Task goal –
How many of the lines that follow contain the word "Cookies"? Give only the number.

Supplied information –
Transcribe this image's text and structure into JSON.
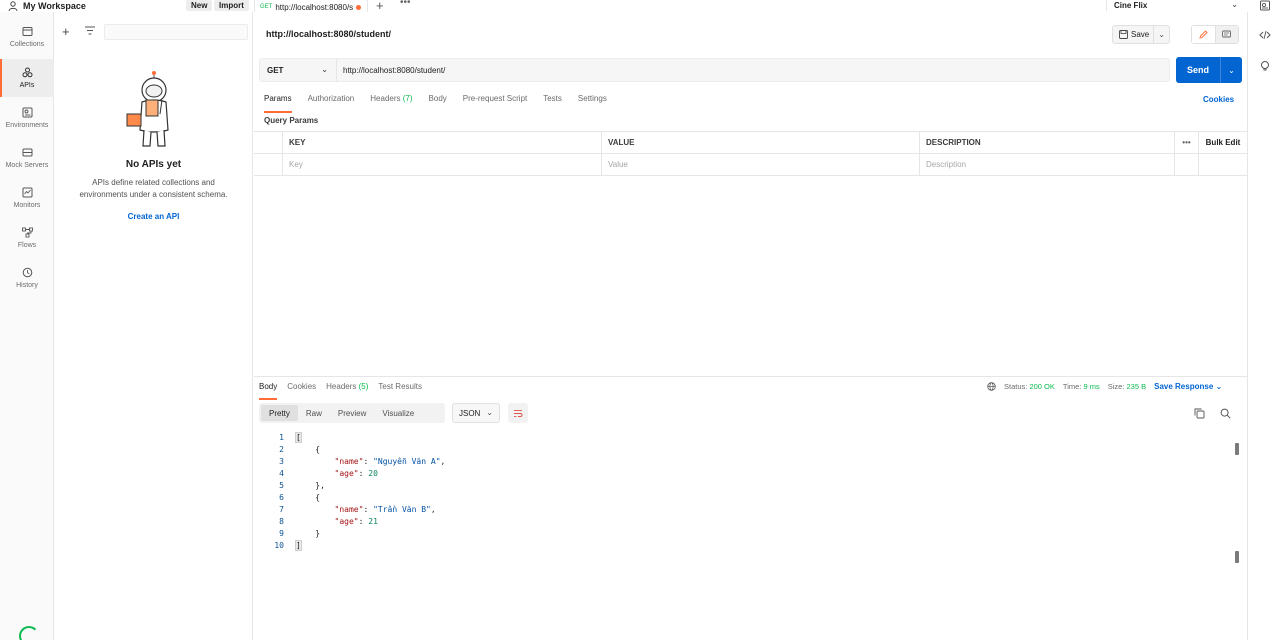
{
  "topbar": {
    "workspace": "My Workspace",
    "new_label": "New",
    "import_label": "Import",
    "tab": {
      "method": "GET",
      "label": "http://localhost:8080/s"
    },
    "environment": "Cine Flix"
  },
  "rail": {
    "items": [
      {
        "label": "Collections",
        "icon": "collections-icon"
      },
      {
        "label": "APIs",
        "icon": "apis-icon"
      },
      {
        "label": "Environments",
        "icon": "environments-icon"
      },
      {
        "label": "Mock Servers",
        "icon": "mock-servers-icon"
      },
      {
        "label": "Monitors",
        "icon": "monitors-icon"
      },
      {
        "label": "Flows",
        "icon": "flows-icon"
      },
      {
        "label": "History",
        "icon": "history-icon"
      }
    ]
  },
  "panel": {
    "empty_title": "No APIs yet",
    "empty_desc": "APIs define related collections and environments under a consistent schema.",
    "create_link": "Create an API"
  },
  "request": {
    "title": "http://localhost:8080/student/",
    "save_label": "Save",
    "method": "GET",
    "url": "http://localhost:8080/student/",
    "send_label": "Send",
    "tabs": [
      {
        "label": "Params",
        "count": ""
      },
      {
        "label": "Authorization",
        "count": ""
      },
      {
        "label": "Headers",
        "count": "(7)"
      },
      {
        "label": "Body",
        "count": ""
      },
      {
        "label": "Pre-request Script",
        "count": ""
      },
      {
        "label": "Tests",
        "count": ""
      },
      {
        "label": "Settings",
        "count": ""
      }
    ],
    "cookies_label": "Cookies",
    "query_params_title": "Query Params",
    "table": {
      "headers": [
        "KEY",
        "VALUE",
        "DESCRIPTION"
      ],
      "bulk_edit": "Bulk Edit",
      "placeholders": [
        "Key",
        "Value",
        "Description"
      ]
    }
  },
  "response": {
    "tabs": [
      {
        "label": "Body",
        "count": ""
      },
      {
        "label": "Cookies",
        "count": ""
      },
      {
        "label": "Headers",
        "count": "(5)"
      },
      {
        "label": "Test Results",
        "count": ""
      }
    ],
    "status_label": "Status:",
    "status_value": "200 OK",
    "time_label": "Time:",
    "time_value": "9 ms",
    "size_label": "Size:",
    "size_value": "235 B",
    "save_response": "Save Response",
    "formats": [
      "Pretty",
      "Raw",
      "Preview",
      "Visualize"
    ],
    "language": "JSON",
    "code_lines": [
      {
        "n": "1",
        "text": "["
      },
      {
        "n": "2",
        "text": "    {"
      },
      {
        "n": "3",
        "key": "\"name\"",
        "val": "\"Nguyễn Văn A\"",
        "tail": ","
      },
      {
        "n": "4",
        "key": "\"age\"",
        "num": "20",
        "tail": ""
      },
      {
        "n": "5",
        "text": "    },"
      },
      {
        "n": "6",
        "text": "    {"
      },
      {
        "n": "7",
        "key": "\"name\"",
        "val": "\"Trần Văn B\"",
        "tail": ","
      },
      {
        "n": "8",
        "key": "\"age\"",
        "num": "21",
        "tail": ""
      },
      {
        "n": "9",
        "text": "    }"
      },
      {
        "n": "10",
        "text": "]"
      }
    ]
  },
  "colors": {
    "accent": "#ff6c37",
    "primary": "#0265d2",
    "success": "#0cbb52"
  }
}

Expected answer –
2